ENTRIES SUPPLIED:
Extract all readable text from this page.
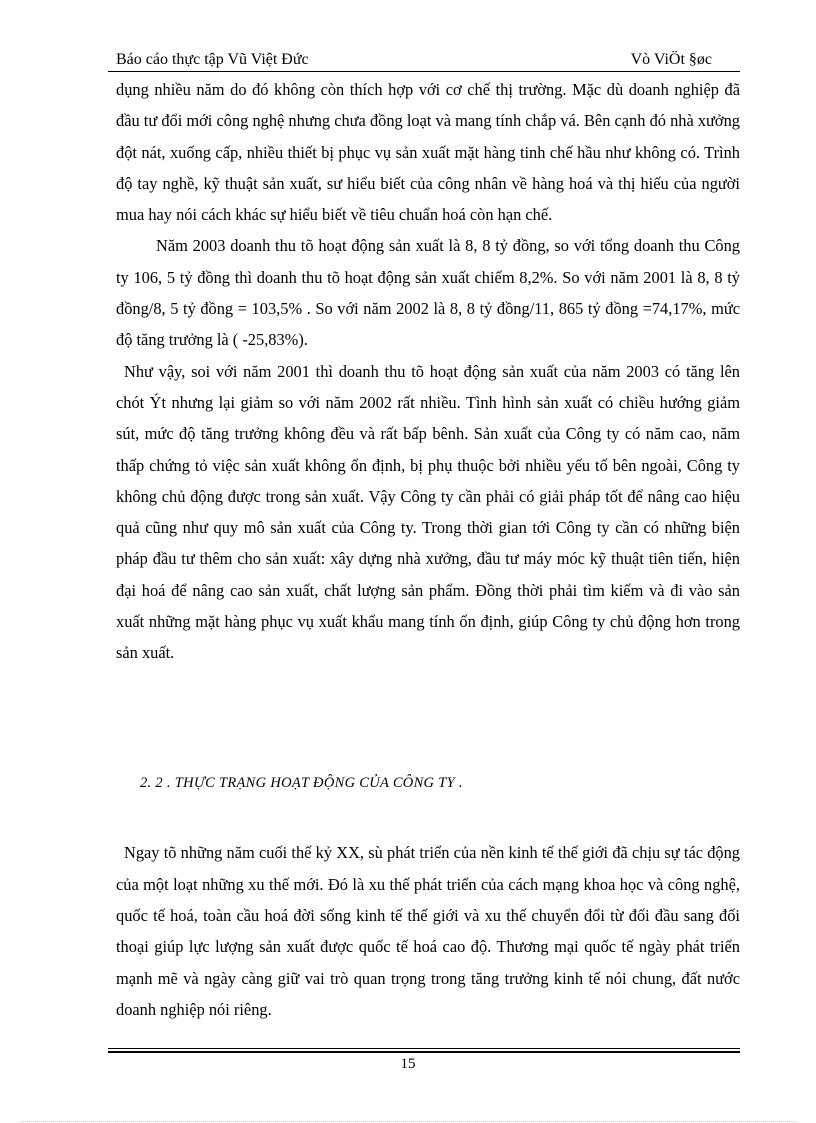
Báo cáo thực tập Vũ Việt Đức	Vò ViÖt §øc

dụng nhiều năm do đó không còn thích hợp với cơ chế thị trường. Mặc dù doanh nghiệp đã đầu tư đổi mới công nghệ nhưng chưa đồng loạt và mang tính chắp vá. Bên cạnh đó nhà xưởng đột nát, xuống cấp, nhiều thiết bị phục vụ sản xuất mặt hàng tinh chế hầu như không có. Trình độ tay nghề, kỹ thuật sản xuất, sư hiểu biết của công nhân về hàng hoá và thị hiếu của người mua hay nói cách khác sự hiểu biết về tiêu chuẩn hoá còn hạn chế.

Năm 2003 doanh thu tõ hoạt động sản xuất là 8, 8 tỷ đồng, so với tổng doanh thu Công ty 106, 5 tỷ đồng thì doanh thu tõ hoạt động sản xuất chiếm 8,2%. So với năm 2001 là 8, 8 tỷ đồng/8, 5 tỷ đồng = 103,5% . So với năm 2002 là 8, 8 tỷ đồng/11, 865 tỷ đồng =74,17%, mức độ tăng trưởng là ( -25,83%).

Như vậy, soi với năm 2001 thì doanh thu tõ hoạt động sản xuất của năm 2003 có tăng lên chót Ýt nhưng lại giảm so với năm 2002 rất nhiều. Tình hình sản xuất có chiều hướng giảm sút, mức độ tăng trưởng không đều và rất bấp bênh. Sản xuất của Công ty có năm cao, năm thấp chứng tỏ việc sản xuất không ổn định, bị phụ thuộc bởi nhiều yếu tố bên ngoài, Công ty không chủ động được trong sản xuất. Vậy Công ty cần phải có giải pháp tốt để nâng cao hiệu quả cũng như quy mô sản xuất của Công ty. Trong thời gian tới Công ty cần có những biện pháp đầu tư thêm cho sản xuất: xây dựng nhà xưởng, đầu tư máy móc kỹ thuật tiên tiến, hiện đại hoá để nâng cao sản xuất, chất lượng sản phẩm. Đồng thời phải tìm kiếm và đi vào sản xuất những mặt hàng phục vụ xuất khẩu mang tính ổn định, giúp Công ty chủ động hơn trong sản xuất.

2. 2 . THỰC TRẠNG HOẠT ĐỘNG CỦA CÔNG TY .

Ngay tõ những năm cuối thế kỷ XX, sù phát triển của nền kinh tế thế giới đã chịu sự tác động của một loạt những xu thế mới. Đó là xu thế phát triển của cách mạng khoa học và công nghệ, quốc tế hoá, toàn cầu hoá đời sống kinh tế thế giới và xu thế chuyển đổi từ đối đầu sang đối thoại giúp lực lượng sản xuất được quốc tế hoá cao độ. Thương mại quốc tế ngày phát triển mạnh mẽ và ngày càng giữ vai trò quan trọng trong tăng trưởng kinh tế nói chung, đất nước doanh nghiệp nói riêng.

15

REQUIREMENT: Each line of the data should be quoted exactly, with pictures left out.

WORKED ANSWER:
Extract all readable text from this page.
Báo cáo thực tập Vũ Việt Đức	Vò ViÖt §øc

dụng nhiều năm do đó không còn thích hợp với cơ chế thị trường. Mặc dù doanh nghiệp đã đầu tư đổi mới công nghệ nhưng chưa đồng loạt và mang tính chắp vá. Bên cạnh đó nhà xưởng đột nát, xuống cấp, nhiều thiết bị phục vụ sản xuất mặt hàng tinh chế hầu như không có. Trình độ tay nghề, kỹ thuật sản xuất, sư hiểu biết của công nhân về hàng hoá và thị hiếu của người mua hay nói cách khác sự hiểu biết về tiêu chuẩn hoá còn hạn chế.

Năm 2003 doanh thu tõ hoạt động sản xuất là 8, 8 tỷ đồng, so với tổng doanh thu Công ty 106, 5 tỷ đồng thì doanh thu tõ hoạt động sản xuất chiếm 8,2%. So với năm 2001 là 8, 8 tỷ đồng/8, 5 tỷ đồng = 103,5% . So với năm 2002 là 8, 8 tỷ đồng/11, 865 tỷ đồng =74,17%, mức độ tăng trưởng là ( -25,83%).

Như vậy, soi với năm 2001 thì doanh thu tõ hoạt động sản xuất của năm 2003 có tăng lên chót Ýt nhưng lại giảm so với năm 2002 rất nhiều. Tình hình sản xuất có chiều hướng giảm sút, mức độ tăng trưởng không đều và rất bấp bênh. Sản xuất của Công ty có năm cao, năm thấp chứng tỏ việc sản xuất không ổn định, bị phụ thuộc bởi nhiều yếu tố bên ngoài, Công ty không chủ động được trong sản xuất. Vậy Công ty cần phải có giải pháp tốt để nâng cao hiệu quả cũng như quy mô sản xuất của Công ty. Trong thời gian tới Công ty cần có những biện pháp đầu tư thêm cho sản xuất: xây dựng nhà xưởng, đầu tư máy móc kỹ thuật tiên tiến, hiện đại hoá để nâng cao sản xuất, chất lượng sản phẩm. Đồng thời phải tìm kiếm và đi vào sản xuất những mặt hàng phục vụ xuất khẩu mang tính ổn định, giúp Công ty chủ động hơn trong sản xuất.

2. 2 . THỰC TRẠNG HOẠT ĐỘNG CỦA CÔNG TY .

Ngay tõ những năm cuối thế kỷ XX, sù phát triển của nền kinh tế thế giới đã chịu sự tác động của một loạt những xu thế mới. Đó là xu thế phát triển của cách mạng khoa học và công nghệ, quốc tế hoá, toàn cầu hoá đời sống kinh tế thế giới và xu thế chuyển đổi từ đối đầu sang đối thoại giúp lực lượng sản xuất được quốc tế hoá cao độ. Thương mại quốc tế ngày phát triển mạnh mẽ và ngày càng giữ vai trò quan trọng trong tăng trưởng kinh tế nói chung, đất nước doanh nghiệp nói riêng.

15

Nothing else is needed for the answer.